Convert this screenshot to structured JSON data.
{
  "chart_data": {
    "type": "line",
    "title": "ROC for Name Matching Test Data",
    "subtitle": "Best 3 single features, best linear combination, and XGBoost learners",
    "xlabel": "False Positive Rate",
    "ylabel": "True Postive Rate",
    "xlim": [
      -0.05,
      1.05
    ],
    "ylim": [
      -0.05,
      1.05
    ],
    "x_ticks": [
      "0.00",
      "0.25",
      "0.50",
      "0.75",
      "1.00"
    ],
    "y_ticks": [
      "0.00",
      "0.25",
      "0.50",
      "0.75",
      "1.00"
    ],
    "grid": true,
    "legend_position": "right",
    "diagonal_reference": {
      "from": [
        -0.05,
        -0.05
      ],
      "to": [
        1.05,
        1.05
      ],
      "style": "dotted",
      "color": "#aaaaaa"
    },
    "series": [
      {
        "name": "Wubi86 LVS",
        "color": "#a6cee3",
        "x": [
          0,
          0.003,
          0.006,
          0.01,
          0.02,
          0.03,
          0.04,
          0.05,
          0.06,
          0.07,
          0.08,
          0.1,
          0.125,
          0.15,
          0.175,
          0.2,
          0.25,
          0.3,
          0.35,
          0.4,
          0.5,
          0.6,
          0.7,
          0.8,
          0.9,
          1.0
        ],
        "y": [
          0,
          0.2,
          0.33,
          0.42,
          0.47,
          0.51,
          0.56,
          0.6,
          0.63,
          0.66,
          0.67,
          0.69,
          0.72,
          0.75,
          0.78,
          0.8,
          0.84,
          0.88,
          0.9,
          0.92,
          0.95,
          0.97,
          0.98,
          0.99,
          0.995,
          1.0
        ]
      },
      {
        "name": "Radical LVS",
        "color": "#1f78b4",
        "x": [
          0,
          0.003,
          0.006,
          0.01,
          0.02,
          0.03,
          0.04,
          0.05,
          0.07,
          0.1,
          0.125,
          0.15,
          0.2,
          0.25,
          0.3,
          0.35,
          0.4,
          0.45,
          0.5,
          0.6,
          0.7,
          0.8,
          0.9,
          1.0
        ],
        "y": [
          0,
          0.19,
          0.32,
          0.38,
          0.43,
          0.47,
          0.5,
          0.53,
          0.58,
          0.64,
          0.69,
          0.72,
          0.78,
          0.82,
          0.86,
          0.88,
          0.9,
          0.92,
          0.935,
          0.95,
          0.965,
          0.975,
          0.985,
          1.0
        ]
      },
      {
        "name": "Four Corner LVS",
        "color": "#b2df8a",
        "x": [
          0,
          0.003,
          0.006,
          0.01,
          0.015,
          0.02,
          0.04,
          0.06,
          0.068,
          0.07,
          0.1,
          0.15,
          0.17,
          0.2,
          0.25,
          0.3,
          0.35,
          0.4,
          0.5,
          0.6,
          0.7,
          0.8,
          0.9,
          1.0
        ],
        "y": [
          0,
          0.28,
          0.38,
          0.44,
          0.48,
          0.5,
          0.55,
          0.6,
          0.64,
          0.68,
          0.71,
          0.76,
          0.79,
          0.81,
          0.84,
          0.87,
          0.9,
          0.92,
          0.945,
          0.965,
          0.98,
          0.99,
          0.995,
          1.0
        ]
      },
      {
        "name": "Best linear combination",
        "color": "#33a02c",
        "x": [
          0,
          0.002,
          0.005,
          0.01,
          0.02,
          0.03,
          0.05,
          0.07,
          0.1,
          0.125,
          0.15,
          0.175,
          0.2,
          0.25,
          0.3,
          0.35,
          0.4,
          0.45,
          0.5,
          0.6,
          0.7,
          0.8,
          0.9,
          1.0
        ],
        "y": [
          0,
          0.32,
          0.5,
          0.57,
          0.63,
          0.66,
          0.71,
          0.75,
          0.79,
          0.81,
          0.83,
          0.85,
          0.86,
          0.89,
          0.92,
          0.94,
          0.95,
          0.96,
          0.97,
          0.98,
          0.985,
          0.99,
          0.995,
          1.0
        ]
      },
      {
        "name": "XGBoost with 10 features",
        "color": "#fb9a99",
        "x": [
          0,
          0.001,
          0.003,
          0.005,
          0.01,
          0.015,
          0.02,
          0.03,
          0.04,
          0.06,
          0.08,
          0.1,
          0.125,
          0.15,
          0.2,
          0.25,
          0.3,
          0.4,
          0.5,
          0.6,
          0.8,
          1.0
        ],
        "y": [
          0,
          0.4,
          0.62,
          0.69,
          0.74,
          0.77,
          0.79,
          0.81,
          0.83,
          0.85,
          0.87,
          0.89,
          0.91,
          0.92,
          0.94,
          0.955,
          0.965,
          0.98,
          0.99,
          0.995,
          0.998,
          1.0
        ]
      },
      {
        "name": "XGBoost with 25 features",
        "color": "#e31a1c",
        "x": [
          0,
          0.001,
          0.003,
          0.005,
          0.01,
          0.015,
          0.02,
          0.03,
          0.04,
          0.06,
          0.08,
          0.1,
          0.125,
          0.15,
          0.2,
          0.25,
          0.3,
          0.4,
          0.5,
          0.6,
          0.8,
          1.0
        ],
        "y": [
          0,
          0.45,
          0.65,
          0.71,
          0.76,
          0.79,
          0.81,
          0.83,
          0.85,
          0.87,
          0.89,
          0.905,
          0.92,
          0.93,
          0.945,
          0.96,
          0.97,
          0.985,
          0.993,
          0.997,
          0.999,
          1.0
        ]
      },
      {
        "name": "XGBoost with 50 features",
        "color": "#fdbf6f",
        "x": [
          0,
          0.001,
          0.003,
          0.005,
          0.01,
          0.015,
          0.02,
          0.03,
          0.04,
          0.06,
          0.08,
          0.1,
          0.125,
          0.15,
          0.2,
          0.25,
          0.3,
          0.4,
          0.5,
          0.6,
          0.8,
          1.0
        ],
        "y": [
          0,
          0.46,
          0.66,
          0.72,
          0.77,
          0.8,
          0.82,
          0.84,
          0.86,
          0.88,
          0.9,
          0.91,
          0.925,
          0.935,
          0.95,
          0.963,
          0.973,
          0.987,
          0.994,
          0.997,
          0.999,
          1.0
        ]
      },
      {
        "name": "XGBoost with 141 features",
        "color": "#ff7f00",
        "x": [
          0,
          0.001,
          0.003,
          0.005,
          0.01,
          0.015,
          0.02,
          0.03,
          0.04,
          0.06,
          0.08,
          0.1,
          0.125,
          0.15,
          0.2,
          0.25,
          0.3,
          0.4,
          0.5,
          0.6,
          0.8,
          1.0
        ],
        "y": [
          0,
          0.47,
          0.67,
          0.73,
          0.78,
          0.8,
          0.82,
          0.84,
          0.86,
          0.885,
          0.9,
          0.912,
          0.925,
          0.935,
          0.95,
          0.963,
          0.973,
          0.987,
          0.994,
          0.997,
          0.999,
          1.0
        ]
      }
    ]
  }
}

Exercise prompt:
Retype the listing above in full, with no alterations.

Response to the exercise:
Convert this screenshot to structured JSON data.
{
  "chart_data": {
    "type": "line",
    "title": "ROC for Name Matching Test Data",
    "subtitle": "Best 3 single features, best linear combination, and XGBoost learners",
    "xlabel": "False Positive Rate",
    "ylabel": "True Postive Rate",
    "xlim": [
      -0.05,
      1.05
    ],
    "ylim": [
      -0.05,
      1.05
    ],
    "x_ticks": [
      "0.00",
      "0.25",
      "0.50",
      "0.75",
      "1.00"
    ],
    "y_ticks": [
      "0.00",
      "0.25",
      "0.50",
      "0.75",
      "1.00"
    ],
    "grid": true,
    "legend_position": "right",
    "diagonal_reference": {
      "from": [
        -0.05,
        -0.05
      ],
      "to": [
        1.05,
        1.05
      ],
      "style": "dotted",
      "color": "#aaaaaa"
    },
    "series": [
      {
        "name": "Wubi86 LVS",
        "color": "#a6cee3",
        "x": [
          0,
          0.003,
          0.006,
          0.01,
          0.02,
          0.03,
          0.04,
          0.05,
          0.06,
          0.07,
          0.08,
          0.1,
          0.125,
          0.15,
          0.175,
          0.2,
          0.25,
          0.3,
          0.35,
          0.4,
          0.5,
          0.6,
          0.7,
          0.8,
          0.9,
          1.0
        ],
        "y": [
          0,
          0.2,
          0.33,
          0.42,
          0.47,
          0.51,
          0.56,
          0.6,
          0.63,
          0.66,
          0.67,
          0.69,
          0.72,
          0.75,
          0.78,
          0.8,
          0.84,
          0.88,
          0.9,
          0.92,
          0.95,
          0.97,
          0.98,
          0.99,
          0.995,
          1.0
        ]
      },
      {
        "name": "Radical LVS",
        "color": "#1f78b4",
        "x": [
          0,
          0.003,
          0.006,
          0.01,
          0.02,
          0.03,
          0.04,
          0.05,
          0.07,
          0.1,
          0.125,
          0.15,
          0.2,
          0.25,
          0.3,
          0.35,
          0.4,
          0.45,
          0.5,
          0.6,
          0.7,
          0.8,
          0.9,
          1.0
        ],
        "y": [
          0,
          0.19,
          0.32,
          0.38,
          0.43,
          0.47,
          0.5,
          0.53,
          0.58,
          0.64,
          0.69,
          0.72,
          0.78,
          0.82,
          0.86,
          0.88,
          0.9,
          0.92,
          0.935,
          0.95,
          0.965,
          0.975,
          0.985,
          1.0
        ]
      },
      {
        "name": "Four Corner LVS",
        "color": "#b2df8a",
        "x": [
          0,
          0.003,
          0.006,
          0.01,
          0.015,
          0.02,
          0.04,
          0.06,
          0.068,
          0.07,
          0.1,
          0.15,
          0.17,
          0.2,
          0.25,
          0.3,
          0.35,
          0.4,
          0.5,
          0.6,
          0.7,
          0.8,
          0.9,
          1.0
        ],
        "y": [
          0,
          0.28,
          0.38,
          0.44,
          0.48,
          0.5,
          0.55,
          0.6,
          0.64,
          0.68,
          0.71,
          0.76,
          0.79,
          0.81,
          0.84,
          0.87,
          0.9,
          0.92,
          0.945,
          0.965,
          0.98,
          0.99,
          0.995,
          1.0
        ]
      },
      {
        "name": "Best linear combination",
        "color": "#33a02c",
        "x": [
          0,
          0.002,
          0.005,
          0.01,
          0.02,
          0.03,
          0.05,
          0.07,
          0.1,
          0.125,
          0.15,
          0.175,
          0.2,
          0.25,
          0.3,
          0.35,
          0.4,
          0.45,
          0.5,
          0.6,
          0.7,
          0.8,
          0.9,
          1.0
        ],
        "y": [
          0,
          0.32,
          0.5,
          0.57,
          0.63,
          0.66,
          0.71,
          0.75,
          0.79,
          0.81,
          0.83,
          0.85,
          0.86,
          0.89,
          0.92,
          0.94,
          0.95,
          0.96,
          0.97,
          0.98,
          0.985,
          0.99,
          0.995,
          1.0
        ]
      },
      {
        "name": "XGBoost with 10 features",
        "color": "#fb9a99",
        "x": [
          0,
          0.001,
          0.003,
          0.005,
          0.01,
          0.015,
          0.02,
          0.03,
          0.04,
          0.06,
          0.08,
          0.1,
          0.125,
          0.15,
          0.2,
          0.25,
          0.3,
          0.4,
          0.5,
          0.6,
          0.8,
          1.0
        ],
        "y": [
          0,
          0.4,
          0.62,
          0.69,
          0.74,
          0.77,
          0.79,
          0.81,
          0.83,
          0.85,
          0.87,
          0.89,
          0.91,
          0.92,
          0.94,
          0.955,
          0.965,
          0.98,
          0.99,
          0.995,
          0.998,
          1.0
        ]
      },
      {
        "name": "XGBoost with 25 features",
        "color": "#e31a1c",
        "x": [
          0,
          0.001,
          0.003,
          0.005,
          0.01,
          0.015,
          0.02,
          0.03,
          0.04,
          0.06,
          0.08,
          0.1,
          0.125,
          0.15,
          0.2,
          0.25,
          0.3,
          0.4,
          0.5,
          0.6,
          0.8,
          1.0
        ],
        "y": [
          0,
          0.45,
          0.65,
          0.71,
          0.76,
          0.79,
          0.81,
          0.83,
          0.85,
          0.87,
          0.89,
          0.905,
          0.92,
          0.93,
          0.945,
          0.96,
          0.97,
          0.985,
          0.993,
          0.997,
          0.999,
          1.0
        ]
      },
      {
        "name": "XGBoost with 50 features",
        "color": "#fdbf6f",
        "x": [
          0,
          0.001,
          0.003,
          0.005,
          0.01,
          0.015,
          0.02,
          0.03,
          0.04,
          0.06,
          0.08,
          0.1,
          0.125,
          0.15,
          0.2,
          0.25,
          0.3,
          0.4,
          0.5,
          0.6,
          0.8,
          1.0
        ],
        "y": [
          0,
          0.46,
          0.66,
          0.72,
          0.77,
          0.8,
          0.82,
          0.84,
          0.86,
          0.88,
          0.9,
          0.91,
          0.925,
          0.935,
          0.95,
          0.963,
          0.973,
          0.987,
          0.994,
          0.997,
          0.999,
          1.0
        ]
      },
      {
        "name": "XGBoost with 141 features",
        "color": "#ff7f00",
        "x": [
          0,
          0.001,
          0.003,
          0.005,
          0.01,
          0.015,
          0.02,
          0.03,
          0.04,
          0.06,
          0.08,
          0.1,
          0.125,
          0.15,
          0.2,
          0.25,
          0.3,
          0.4,
          0.5,
          0.6,
          0.8,
          1.0
        ],
        "y": [
          0,
          0.47,
          0.67,
          0.73,
          0.78,
          0.8,
          0.82,
          0.84,
          0.86,
          0.885,
          0.9,
          0.912,
          0.925,
          0.935,
          0.95,
          0.963,
          0.973,
          0.987,
          0.994,
          0.997,
          0.999,
          1.0
        ]
      }
    ]
  }
}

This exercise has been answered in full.